#### DESCRIPTION OF THE TASK
How many lines in the entries below contain "ears"? Answer with the number only.

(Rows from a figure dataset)
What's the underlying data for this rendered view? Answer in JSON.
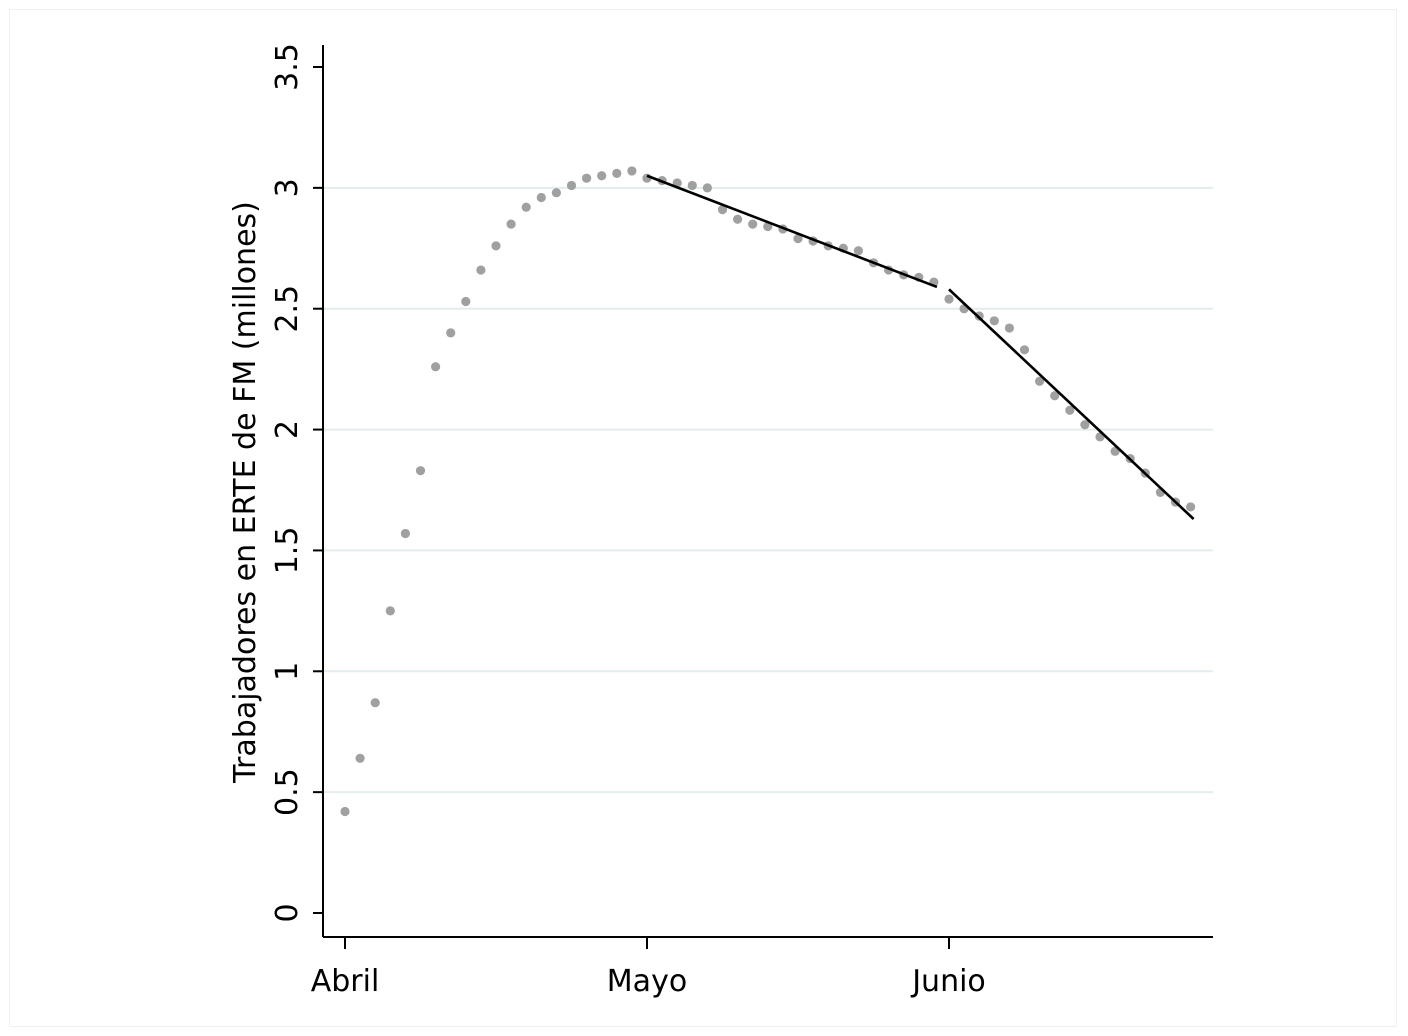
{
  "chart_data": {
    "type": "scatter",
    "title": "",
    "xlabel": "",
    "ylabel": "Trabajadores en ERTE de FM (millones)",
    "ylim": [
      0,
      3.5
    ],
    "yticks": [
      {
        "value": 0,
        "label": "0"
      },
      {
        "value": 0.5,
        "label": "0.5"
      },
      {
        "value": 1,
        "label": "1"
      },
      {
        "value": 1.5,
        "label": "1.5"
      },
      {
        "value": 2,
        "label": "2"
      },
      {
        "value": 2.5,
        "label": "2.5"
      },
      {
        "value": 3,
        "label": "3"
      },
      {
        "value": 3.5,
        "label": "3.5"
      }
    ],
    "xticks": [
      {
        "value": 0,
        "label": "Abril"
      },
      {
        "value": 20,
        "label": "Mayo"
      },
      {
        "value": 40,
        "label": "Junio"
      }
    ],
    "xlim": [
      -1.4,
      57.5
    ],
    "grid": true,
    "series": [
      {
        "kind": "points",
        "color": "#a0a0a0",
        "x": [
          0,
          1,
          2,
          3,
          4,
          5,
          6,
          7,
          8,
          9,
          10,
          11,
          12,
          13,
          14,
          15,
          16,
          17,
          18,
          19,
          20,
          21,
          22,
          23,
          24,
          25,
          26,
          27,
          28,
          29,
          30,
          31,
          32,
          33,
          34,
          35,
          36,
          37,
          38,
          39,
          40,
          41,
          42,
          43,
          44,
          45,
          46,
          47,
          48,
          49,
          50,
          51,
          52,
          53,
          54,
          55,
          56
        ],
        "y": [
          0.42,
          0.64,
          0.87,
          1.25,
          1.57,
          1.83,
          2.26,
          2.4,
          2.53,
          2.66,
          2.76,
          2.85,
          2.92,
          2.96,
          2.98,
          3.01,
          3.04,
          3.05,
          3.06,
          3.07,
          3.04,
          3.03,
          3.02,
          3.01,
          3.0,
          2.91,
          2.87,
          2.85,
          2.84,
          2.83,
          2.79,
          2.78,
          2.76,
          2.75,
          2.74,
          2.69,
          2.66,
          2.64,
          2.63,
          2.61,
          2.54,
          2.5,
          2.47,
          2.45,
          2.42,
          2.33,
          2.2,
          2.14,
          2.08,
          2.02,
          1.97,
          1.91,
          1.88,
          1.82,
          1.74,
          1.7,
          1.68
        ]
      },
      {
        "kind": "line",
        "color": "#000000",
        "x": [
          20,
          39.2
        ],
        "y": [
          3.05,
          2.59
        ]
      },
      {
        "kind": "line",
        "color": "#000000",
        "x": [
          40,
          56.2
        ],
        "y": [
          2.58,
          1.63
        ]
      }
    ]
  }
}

---

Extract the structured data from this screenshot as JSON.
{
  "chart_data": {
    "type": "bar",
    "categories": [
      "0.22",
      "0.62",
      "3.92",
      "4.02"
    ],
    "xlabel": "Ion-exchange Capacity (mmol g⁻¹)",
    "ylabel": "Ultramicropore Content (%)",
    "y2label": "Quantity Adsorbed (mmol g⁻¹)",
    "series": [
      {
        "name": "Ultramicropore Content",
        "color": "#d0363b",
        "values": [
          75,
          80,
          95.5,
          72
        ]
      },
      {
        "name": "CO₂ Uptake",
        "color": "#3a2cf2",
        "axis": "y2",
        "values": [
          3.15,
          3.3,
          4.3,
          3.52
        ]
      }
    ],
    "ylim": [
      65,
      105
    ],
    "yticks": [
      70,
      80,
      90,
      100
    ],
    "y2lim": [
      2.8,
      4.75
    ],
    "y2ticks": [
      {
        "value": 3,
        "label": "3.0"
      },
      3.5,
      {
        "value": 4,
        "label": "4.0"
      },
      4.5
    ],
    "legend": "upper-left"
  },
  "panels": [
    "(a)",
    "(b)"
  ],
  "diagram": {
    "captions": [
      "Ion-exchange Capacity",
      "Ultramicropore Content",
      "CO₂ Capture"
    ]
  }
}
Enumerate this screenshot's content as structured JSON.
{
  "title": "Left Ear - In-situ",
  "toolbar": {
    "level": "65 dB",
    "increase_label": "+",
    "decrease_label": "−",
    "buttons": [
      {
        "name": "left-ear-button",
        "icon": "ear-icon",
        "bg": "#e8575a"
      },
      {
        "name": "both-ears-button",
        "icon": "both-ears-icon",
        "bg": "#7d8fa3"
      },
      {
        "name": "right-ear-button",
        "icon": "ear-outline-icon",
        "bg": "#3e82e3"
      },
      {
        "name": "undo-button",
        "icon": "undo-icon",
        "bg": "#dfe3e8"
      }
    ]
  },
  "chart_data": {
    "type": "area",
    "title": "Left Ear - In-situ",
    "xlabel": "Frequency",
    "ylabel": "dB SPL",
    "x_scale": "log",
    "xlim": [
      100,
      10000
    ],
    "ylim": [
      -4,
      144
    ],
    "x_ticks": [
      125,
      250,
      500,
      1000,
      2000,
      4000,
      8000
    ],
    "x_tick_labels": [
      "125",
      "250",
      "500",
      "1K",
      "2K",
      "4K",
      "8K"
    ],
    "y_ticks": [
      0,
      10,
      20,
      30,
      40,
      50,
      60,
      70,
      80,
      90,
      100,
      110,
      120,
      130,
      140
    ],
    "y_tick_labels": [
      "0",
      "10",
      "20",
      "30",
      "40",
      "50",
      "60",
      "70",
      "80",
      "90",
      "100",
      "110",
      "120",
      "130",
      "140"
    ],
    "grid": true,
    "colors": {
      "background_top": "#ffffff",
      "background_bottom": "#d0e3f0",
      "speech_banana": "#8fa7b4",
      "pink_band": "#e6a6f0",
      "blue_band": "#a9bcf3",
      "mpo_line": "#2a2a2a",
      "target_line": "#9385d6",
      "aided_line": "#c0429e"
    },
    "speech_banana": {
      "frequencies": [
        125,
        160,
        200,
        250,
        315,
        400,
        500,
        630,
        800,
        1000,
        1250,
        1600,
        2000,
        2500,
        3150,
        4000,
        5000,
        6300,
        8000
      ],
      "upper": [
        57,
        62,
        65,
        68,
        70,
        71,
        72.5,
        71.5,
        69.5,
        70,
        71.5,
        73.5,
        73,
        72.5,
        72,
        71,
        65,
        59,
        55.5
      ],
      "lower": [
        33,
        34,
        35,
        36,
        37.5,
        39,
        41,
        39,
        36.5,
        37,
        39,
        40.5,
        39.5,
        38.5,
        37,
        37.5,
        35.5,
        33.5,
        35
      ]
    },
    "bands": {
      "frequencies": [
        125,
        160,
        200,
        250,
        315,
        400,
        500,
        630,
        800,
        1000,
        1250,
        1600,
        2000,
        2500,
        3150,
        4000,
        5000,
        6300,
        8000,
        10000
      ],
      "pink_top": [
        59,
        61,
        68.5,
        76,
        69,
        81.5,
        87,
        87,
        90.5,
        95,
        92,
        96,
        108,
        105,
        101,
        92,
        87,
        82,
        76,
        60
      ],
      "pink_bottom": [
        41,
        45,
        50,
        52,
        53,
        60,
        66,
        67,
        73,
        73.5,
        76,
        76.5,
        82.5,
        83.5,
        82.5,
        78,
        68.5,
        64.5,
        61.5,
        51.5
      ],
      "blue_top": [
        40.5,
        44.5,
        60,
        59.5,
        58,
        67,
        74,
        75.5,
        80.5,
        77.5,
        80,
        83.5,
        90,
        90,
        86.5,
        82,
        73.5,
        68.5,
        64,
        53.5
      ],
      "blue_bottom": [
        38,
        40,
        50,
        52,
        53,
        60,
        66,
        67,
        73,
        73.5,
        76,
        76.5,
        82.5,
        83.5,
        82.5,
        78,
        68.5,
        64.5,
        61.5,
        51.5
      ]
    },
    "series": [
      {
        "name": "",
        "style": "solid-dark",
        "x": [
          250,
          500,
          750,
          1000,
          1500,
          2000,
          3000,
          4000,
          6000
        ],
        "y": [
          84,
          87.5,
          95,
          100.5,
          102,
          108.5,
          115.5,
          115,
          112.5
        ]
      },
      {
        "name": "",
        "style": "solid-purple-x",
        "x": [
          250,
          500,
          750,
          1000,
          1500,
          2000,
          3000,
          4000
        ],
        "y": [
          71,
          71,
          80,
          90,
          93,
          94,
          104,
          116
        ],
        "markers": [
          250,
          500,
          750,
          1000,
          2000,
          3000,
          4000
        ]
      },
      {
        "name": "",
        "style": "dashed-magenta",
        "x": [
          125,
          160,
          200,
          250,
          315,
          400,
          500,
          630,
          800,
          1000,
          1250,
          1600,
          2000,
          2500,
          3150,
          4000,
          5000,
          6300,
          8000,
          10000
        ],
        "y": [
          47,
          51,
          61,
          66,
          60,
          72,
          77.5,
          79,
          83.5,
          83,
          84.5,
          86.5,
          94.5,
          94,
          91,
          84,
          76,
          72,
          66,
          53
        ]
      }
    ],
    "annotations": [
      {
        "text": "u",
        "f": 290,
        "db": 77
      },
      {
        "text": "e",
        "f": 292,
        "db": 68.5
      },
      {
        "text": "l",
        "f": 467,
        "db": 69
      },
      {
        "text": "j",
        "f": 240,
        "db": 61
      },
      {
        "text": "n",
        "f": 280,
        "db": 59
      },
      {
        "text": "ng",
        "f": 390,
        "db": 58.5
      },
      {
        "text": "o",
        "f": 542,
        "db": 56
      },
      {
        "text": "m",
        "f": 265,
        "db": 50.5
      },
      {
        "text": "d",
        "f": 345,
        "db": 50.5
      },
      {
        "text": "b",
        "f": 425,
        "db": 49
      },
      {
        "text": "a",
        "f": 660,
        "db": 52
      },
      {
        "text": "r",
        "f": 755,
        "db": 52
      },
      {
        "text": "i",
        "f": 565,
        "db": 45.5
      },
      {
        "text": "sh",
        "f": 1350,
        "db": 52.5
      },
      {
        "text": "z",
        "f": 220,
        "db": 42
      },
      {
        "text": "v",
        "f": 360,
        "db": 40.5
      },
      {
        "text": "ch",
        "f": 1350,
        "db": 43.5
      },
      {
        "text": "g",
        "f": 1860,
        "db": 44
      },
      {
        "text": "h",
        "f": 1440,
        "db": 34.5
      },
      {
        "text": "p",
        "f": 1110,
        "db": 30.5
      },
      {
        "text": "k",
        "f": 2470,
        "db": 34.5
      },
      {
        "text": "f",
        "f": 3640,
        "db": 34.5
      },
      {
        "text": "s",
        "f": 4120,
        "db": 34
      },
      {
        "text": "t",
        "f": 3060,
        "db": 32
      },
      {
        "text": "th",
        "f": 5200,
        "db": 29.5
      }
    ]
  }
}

...

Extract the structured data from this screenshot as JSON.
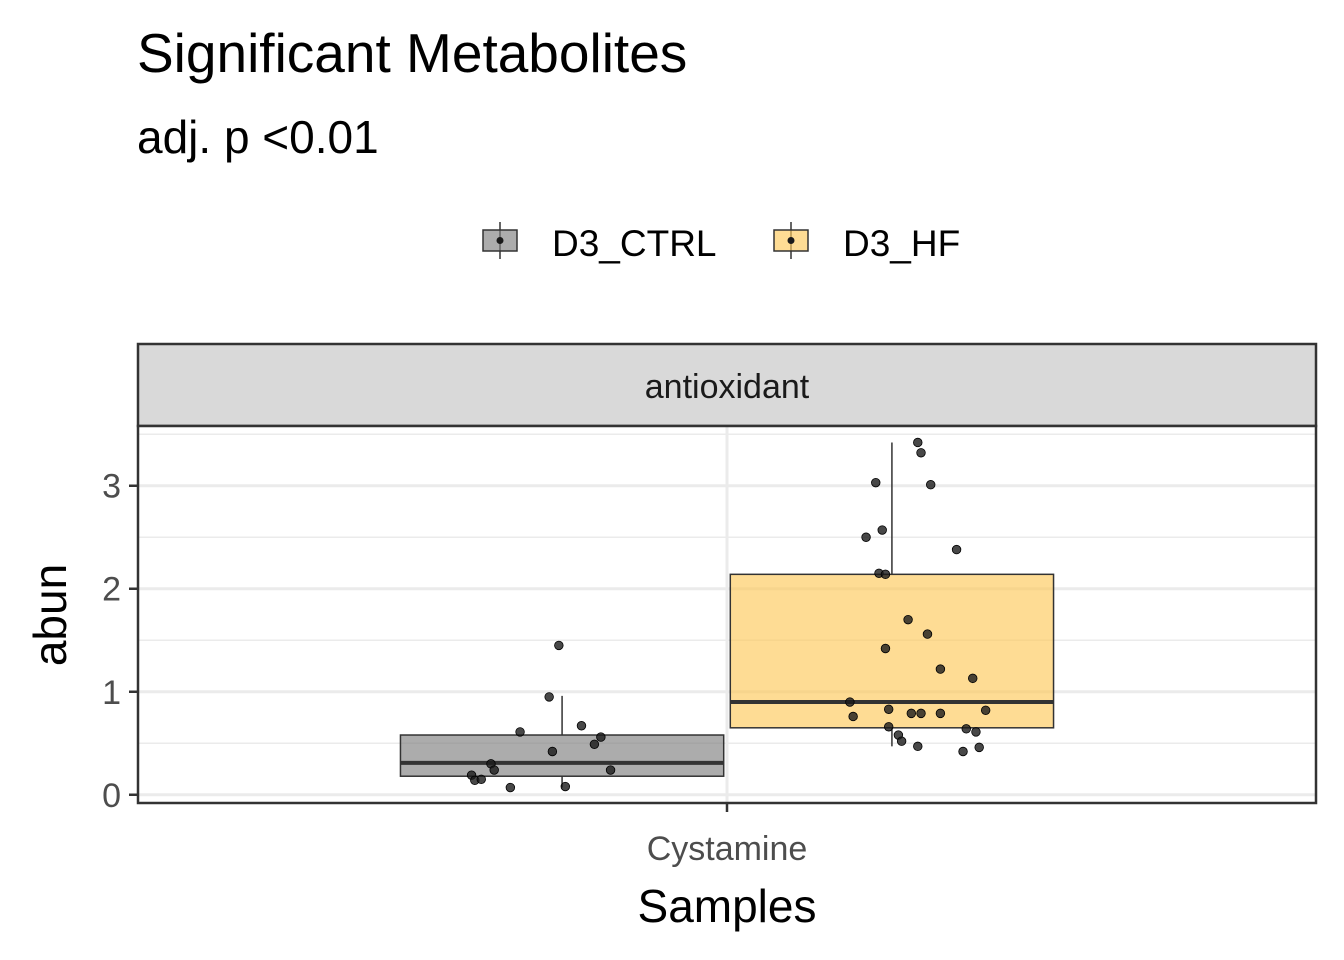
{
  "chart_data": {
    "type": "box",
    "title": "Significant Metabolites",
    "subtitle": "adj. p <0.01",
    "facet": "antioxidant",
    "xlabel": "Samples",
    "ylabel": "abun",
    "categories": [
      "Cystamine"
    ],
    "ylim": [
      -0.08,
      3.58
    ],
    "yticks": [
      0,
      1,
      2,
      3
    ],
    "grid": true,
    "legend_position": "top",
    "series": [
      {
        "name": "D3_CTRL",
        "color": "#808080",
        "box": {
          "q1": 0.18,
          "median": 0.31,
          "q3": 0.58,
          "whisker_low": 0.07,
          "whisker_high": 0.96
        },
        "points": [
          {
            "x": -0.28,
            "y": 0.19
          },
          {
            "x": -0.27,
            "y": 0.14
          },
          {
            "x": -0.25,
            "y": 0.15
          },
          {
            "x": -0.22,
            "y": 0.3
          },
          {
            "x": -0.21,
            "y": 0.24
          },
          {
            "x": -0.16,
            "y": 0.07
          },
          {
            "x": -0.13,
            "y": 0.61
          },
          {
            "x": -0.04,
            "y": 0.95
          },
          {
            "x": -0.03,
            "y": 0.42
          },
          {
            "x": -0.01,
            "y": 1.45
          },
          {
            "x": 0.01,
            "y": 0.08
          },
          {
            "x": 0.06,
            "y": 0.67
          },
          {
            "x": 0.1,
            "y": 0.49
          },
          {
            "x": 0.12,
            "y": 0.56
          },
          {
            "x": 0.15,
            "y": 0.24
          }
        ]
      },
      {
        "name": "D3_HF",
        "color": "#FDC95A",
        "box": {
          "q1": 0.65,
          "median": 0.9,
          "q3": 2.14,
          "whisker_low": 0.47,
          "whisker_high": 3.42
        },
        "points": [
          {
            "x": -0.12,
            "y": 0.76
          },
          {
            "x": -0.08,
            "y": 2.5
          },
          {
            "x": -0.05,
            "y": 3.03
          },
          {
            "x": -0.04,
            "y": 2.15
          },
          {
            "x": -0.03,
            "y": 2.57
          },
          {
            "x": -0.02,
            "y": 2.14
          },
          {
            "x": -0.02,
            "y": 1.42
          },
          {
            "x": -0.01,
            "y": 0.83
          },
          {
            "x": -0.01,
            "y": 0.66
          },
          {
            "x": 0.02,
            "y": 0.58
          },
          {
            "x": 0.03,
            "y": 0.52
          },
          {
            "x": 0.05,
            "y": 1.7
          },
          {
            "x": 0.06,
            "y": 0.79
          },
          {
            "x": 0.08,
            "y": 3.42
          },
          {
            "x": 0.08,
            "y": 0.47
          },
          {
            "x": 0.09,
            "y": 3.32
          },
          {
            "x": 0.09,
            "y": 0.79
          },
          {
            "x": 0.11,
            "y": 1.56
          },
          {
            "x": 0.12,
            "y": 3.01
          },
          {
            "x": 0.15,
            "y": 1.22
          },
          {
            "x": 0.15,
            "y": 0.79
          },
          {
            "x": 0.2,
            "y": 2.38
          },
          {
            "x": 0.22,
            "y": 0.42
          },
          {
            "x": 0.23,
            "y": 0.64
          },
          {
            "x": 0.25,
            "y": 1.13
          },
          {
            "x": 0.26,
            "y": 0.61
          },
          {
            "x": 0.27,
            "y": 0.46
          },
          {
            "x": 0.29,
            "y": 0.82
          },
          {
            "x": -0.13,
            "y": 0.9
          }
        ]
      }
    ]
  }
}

#### FINAL RESULT
2